Copy the lines below verbatim, starting with the line that contains "body-paragraph: Нейролингвистическое программирование" and ending with the line that contains "list-number: 4. (181, 338, 186, 346)", with both of those lines included.
+++ Data entries +++
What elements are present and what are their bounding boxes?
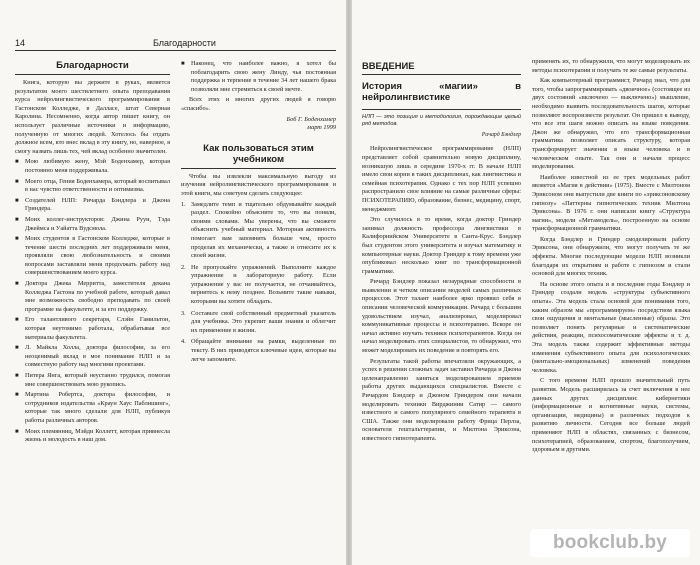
body-paragraph: Нейролингвистическое программирование (НЛП) представляет собой сравнительно новую дисциплину, возникшую лишь в середине 1970-х гг. В начале НЛП имело свои корни в таких дисциплинах, как лингвистика и семейная психотерапия. Однако с тех пор НЛП успешно распространило свое влияние на самые различные сферы: ПСИХОТЕРАПИЮ, образование, бизнес, медицину, спорт, менеджмент. (362, 145, 521, 213)
intro-heading: ВВЕДЕНИЕ (362, 60, 415, 71)
body-paragraph: Как компьютерный программист, Ричард знал, что для того, чтобы запрограммировать «двоичное» (состоящее из двух состояний «включено — выключено») мышление, необходимо выявить последовательность шагов, которые позволяют воспроизвести результат. Он пришел к выводу, что все эти шаги можно описать на языке поведения. Джон же обнаружил, что его трансформационная грамматика позволяет описать структуру, которая трансформирует значения в языке человека и в человеческом опыте. Так они и начали процесс моделирования. (532, 77, 690, 171)
body-paragraph: Это случилось в то время, когда доктор Гриндер занимал должность профессора лингвистики в Калифорнийском Университете в Санта-Крус. Бэндлер был студентом этого университета и изучал математику и компьютерные науки. Доктор Гриндер к тому времени уже опубликовал несколько книг по трансформационной грамматике. (362, 216, 521, 275)
thanks-text: Всех этих и многих других людей я говорю «спасибо». (181, 96, 336, 112)
ack-title-rule (15, 74, 170, 75)
howto-step (181, 310, 336, 336)
ack-item (15, 280, 170, 314)
list-item-text: Его талантливого секретаря, Слэйн Гамильтон, которая неутомимо работала, обрабатывая все материалы факультета. (25, 316, 170, 341)
list-number: 4. (181, 338, 186, 346)
list-item-text: Замедлите темп и тщательно обдумывайте каждый раздел. Спокойно объясните то, что вы поняли, своими словами. Мы уверены, что вы сможете объяснить учебный материал. Моторная активность помогает вам запомнить больше чем, просто проделав их механически, а также и отнесите их к своей жизни. (191, 200, 336, 260)
list-number: 1. (181, 200, 186, 208)
list-item-text: Л. Майкла Холла, доктора философии, за его неоценимый вклад в мое понимание НЛП и за совместную работу над многими проектами. (25, 344, 170, 369)
intro-column-1 (362, 62, 521, 446)
epigraph-author: Ричард Бэндлер (481, 131, 521, 138)
ack-item (15, 235, 170, 278)
howto-list (181, 201, 336, 365)
list-item-text: Не пропускайте упражнений. Выполните каждое упражнение и лабораторную работу. Если упражнение у вас не получается, не отчаивайтесь, вернитесь к нему позднее. Возьмите такие навыки, которыми вы хотите обладать. (191, 263, 336, 306)
list-item-text: Моих коллег-инструкторов: Джина Рууи, Тэда Джеймса и Уайатта Вудсмола. (25, 215, 170, 232)
howto-title-rule (181, 168, 336, 169)
list-item-text: Мою любимую жену, Мэй Боденхамер, которая постоянно меня поддерживала. (25, 158, 170, 174)
signature-name: Боб Г. Боденхамер (286, 115, 336, 123)
intro-column-2 (532, 58, 690, 457)
right-column (181, 60, 336, 367)
list-item-text: Создателей НЛП: Ричарда Бэндлера и Джона Гриндера. (25, 196, 170, 213)
list-item-text: Доктора Джека Мерритта, заместителя декана Колледжа Гастона по учебной работе, который давал мне возможность свободно преподавать по своей программе на факультете, и за его поддержку. (25, 280, 170, 313)
ack-title: Благодарности (56, 60, 129, 71)
list-item-text: Составьте свой собственный предметный указатель для учебника. Это укрепит ваши знания и облегчит их применение в жизни. (191, 309, 336, 334)
list-item-text: Мартина Робертса, доктора философии, и сотрудников издательства «Краун Хаус Паблишинг», которые так много сделали для НЛП, публикуя работы различных авторов. (25, 391, 170, 424)
body-paragraph: применять их, то обнаружили, что могут моделировать их методы психотерапии и получать те же самые результаты. (532, 58, 690, 74)
ack-intro: Книга, которую вы держите в руках, является результатом моего шестилетнего опыта преподавания курса нейролингвистического программирования в Гастонском Колледже, в Далласе, штат Северная Каролина. Несомненно, когда автор пишет книгу, он использует различные источники и информацию, полученную от многих людей. Хотелось бы отдать должное всем, кто внес вклад в эту книгу, но, наверное, я смогу назвать лишь тех, чей вклад особенно значителен. (15, 79, 170, 155)
epigraph-text: НЛП — это позиция и методология, порождающие целый ряд методов. (362, 113, 521, 128)
body-paragraph: Результаты такой работы впечатляли окружающих, а успех в решении сложных задач заставил Ричарда и Джона целенаправленно заняться моделированием приемов работы других выдающихся специалистов. Вместе с Ричардом Бэндлер и Джоном Гриндером они начали моделировать техники Вирджинии Сатир — самого известного и самого популярного семейного терапевта в США. Также они моделировали работу Фрица Перлза, основателя гештальттерапии, и Милтона Эриксона, известного гипнотерапевта. (362, 357, 521, 442)
list-item-text: Моих студентов в Гастонском Колледже, которые в течение шести последних лет поддерживали меня, проявляли свою любознательность и своими вопросами заставляли меня продолжать работу над совершенствованием моего курса. (25, 235, 170, 277)
list-item-text: Обращайте внимание на рамки, выделенные по тексту. В них приводятся ключевые идеи, которые вы легче запомните. (191, 338, 336, 363)
howto-step (181, 201, 336, 261)
list-item-text: Наконец, что наиболее важно, я хотел бы поблагодарить свою жену Линду, чья постоянная поддержка и терпение в течение 34 лет нашего брака позволяли мне стремиться к своей мечте. (191, 60, 336, 93)
list-item-text: Моего отца, Гения Боденхамера, который воспитывал в нас чувство ответственности и оптимизма. (25, 177, 170, 194)
final-thanks-list (181, 60, 336, 94)
howto-step (181, 264, 336, 307)
header-rule (15, 50, 336, 51)
page-number: 14 (15, 38, 26, 48)
ack-item (15, 216, 170, 233)
ack-list (15, 158, 170, 444)
intro-col2-body (532, 58, 690, 455)
body-paragraph: Наиболее известной из ее трех модельных работ является «Магия в действии» (1975). Вместе с Милтоном Эриксоном они выпустили две книги по «эриксоновскому гипнозу» «Паттерны гипнотических техник Милтона Эриксона». В 1976 г. они написали книгу «Структура магии», модели «Метамодель», построенную на основе трансформационной грамматики. (532, 173, 690, 233)
howto-title: Как пользоваться этим учебником (203, 142, 314, 165)
list-number: 2. (181, 263, 186, 271)
intro-col1-body (362, 145, 521, 443)
ack-column (15, 60, 170, 447)
howto-intro: Чтобы вы извлекли максимальную выгоду из изучения нейролингвистического программирования и этой книги, мы советуем сделать следующее: (181, 172, 336, 197)
running-title: Благодарности (153, 38, 216, 48)
body-paragraph: Ричард Бэндлер показал незаурядные способности в выявлении и четком описании моделей самых различных процессов. Этот талант наиболее ярко проявил себя в описании человеческой коммуникации. Ричард с большим удовольствием изучал, анализировал, моделировал коммуникативные процессы и психотерапию. Вскоре он начал активно изучать техники психотерапевтов. Когда он начал моделировать этих специалистов, то обнаружил, что может моделировать их поведение и повторять его. (362, 278, 521, 355)
subtitle-rule (362, 109, 521, 110)
intro-subtitle: История «магии» в нейролингвистике (362, 80, 521, 103)
ack-item (15, 372, 170, 389)
watermark-logo: bookclub.by (530, 529, 690, 557)
list-number: 3. (181, 309, 186, 317)
ack-item (15, 158, 170, 175)
ack-item (15, 391, 170, 425)
signature-date: март 1999 (307, 124, 336, 132)
list-item-text: Моих племянниц, Мэйди Коллетт, которая привнесла жизнь и молодость в наш дом. (25, 427, 170, 444)
list-item-text: Питера Янга, который неустанно трудился, помогая мне совершенствовать мою рукопись. (25, 372, 170, 388)
ack-item (15, 316, 170, 342)
ack-item (15, 428, 170, 445)
ack-item (15, 344, 170, 370)
howto-step (181, 338, 336, 364)
body-paragraph: Когда Бэндлер и Гриндер смоделировали работу Эриксона, они обнаружили, что могут получать те же эффекты. Многие последующие модели НЛП возникли благодаря их открытиям и работе с гипнозом и стали основой для многих техник. (532, 235, 690, 278)
ack-item (15, 178, 170, 195)
intro-heading-rule (362, 74, 521, 75)
ack-item (15, 197, 170, 214)
thanks-item (181, 60, 336, 94)
body-paragraph: С того времени НЛП прошло значительный путь развития. Модель расширилась за счет включения в нее данных других дисциплин: кибернетики (информационные и когнитивные науки, системы, организации, медицины) и различных подходов к развитию личности. Сегодня все больше людей применяют НЛП в областях, связанных с бизнесом, психотерапией, образованием, спортом, благополучием, здоровьем и другими. (532, 377, 690, 454)
left-page (0, 0, 346, 565)
body-paragraph: На основе этого опыта и в последние годы Бэндлер и Гриндер создали модель «структуры субъективного опыта». Эта модель стала основой для понимания того, каким образом мы «программируем» посредством языка свои ощущения и ментальные (мысленные) образы. Это позволяет понять регулярные и систематические действия, реакции, психосоматические эффекты и т. д. Эта модель также содержит эффективные методы изменения субъективного опыта для психологических (ментально-эмоциональных) изменений поведения человека. (532, 280, 690, 374)
right-page (352, 0, 700, 565)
+++
Complete answer:
body-paragraph: Нейролингвистическое программирование (НЛП) представляет собой сравнительно новую дисциплину, возникшую лишь в середине 1970-х гг. В начале НЛП имело свои корни в таких дисциплинах, как лингвистика и семейная психотерапия. Однако с тех пор НЛП успешно распространило свое влияние на самые различные сферы: ПСИХОТЕРАПИЮ, образование, бизнес, медицину, спорт, менеджмент. (362, 145, 521, 213)
intro-heading: ВВЕДЕНИЕ (362, 60, 415, 71)
body-paragraph: Как компьютерный программист, Ричард знал, что для того, чтобы запрограммировать «двоичное» (состоящее из двух состояний «включено — выключено») мышление, необходимо выявить последовательность шагов, которые позволяют воспроизвести результат. Он пришел к выводу, что все эти шаги можно описать на языке поведения. Джон же обнаружил, что его трансформационная грамматика позволяет описать структуру, которая трансформирует значения в языке человека и в человеческом опыте. Так они и начали процесс моделирования. (532, 77, 690, 171)
body-paragraph: Это случилось в то время, когда доктор Гриндер занимал должность профессора лингвистики в Калифорнийском Университете в Санта-Крус. Бэндлер был студентом этого университета и изучал математику и компьютерные науки. Доктор Гриндер к тому времени уже опубликовал несколько книг по трансформационной грамматике. (362, 216, 521, 275)
thanks-text: Всех этих и многих других людей я говорю «спасибо». (181, 96, 336, 112)
ack-title-rule (15, 74, 170, 75)
howto-step (181, 310, 336, 336)
ack-item (15, 280, 170, 314)
list-item-text: Его талантливого секретаря, Слэйн Гамильтон, которая неутомимо работала, обрабатывая все материалы факультета. (25, 316, 170, 341)
list-number: 4. (181, 338, 186, 346)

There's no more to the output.